#### [GIVEN EXERCISE]
Omit all images, then return the remaining material exactly as it stands.

Dataset items:

·····

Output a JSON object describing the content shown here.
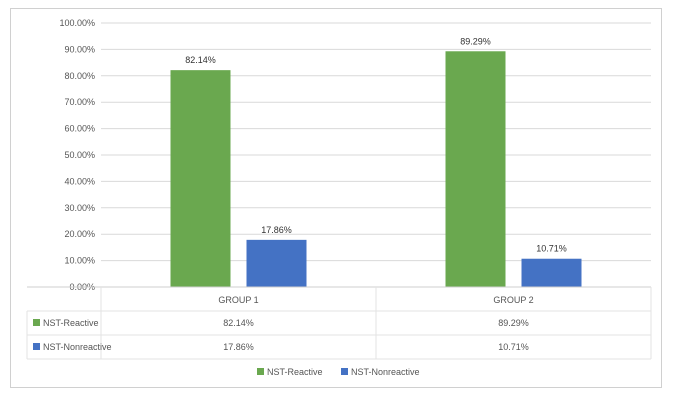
{
  "chart_data": {
    "type": "bar",
    "categories": [
      "GROUP 1",
      "GROUP 2"
    ],
    "series": [
      {
        "name": "NST-Reactive",
        "values": [
          82.14,
          89.29
        ],
        "labels": [
          "82.14%",
          "89.29%"
        ],
        "color": "#6aa84f"
      },
      {
        "name": "NST-Nonreactive",
        "values": [
          17.86,
          10.71
        ],
        "labels": [
          "17.86%",
          "10.71%"
        ],
        "color": "#4472c4"
      }
    ],
    "ylim": [
      0,
      100
    ],
    "yticks": [
      "0.00%",
      "10.00%",
      "20.00%",
      "30.00%",
      "40.00%",
      "50.00%",
      "60.00%",
      "70.00%",
      "80.00%",
      "90.00%",
      "100.00%"
    ],
    "grid": true,
    "legend_position": "bottom",
    "data_table": true
  }
}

·····

#### [FULL RESPONSE]
Output a JSON object describing the content shown here.
{
  "chart_data": {
    "type": "bar",
    "categories": [
      "GROUP 1",
      "GROUP 2"
    ],
    "series": [
      {
        "name": "NST-Reactive",
        "values": [
          82.14,
          89.29
        ],
        "labels": [
          "82.14%",
          "89.29%"
        ],
        "color": "#6aa84f"
      },
      {
        "name": "NST-Nonreactive",
        "values": [
          17.86,
          10.71
        ],
        "labels": [
          "17.86%",
          "10.71%"
        ],
        "color": "#4472c4"
      }
    ],
    "ylim": [
      0,
      100
    ],
    "yticks": [
      "0.00%",
      "10.00%",
      "20.00%",
      "30.00%",
      "40.00%",
      "50.00%",
      "60.00%",
      "70.00%",
      "80.00%",
      "90.00%",
      "100.00%"
    ],
    "grid": true,
    "legend_position": "bottom",
    "data_table": true
  }
}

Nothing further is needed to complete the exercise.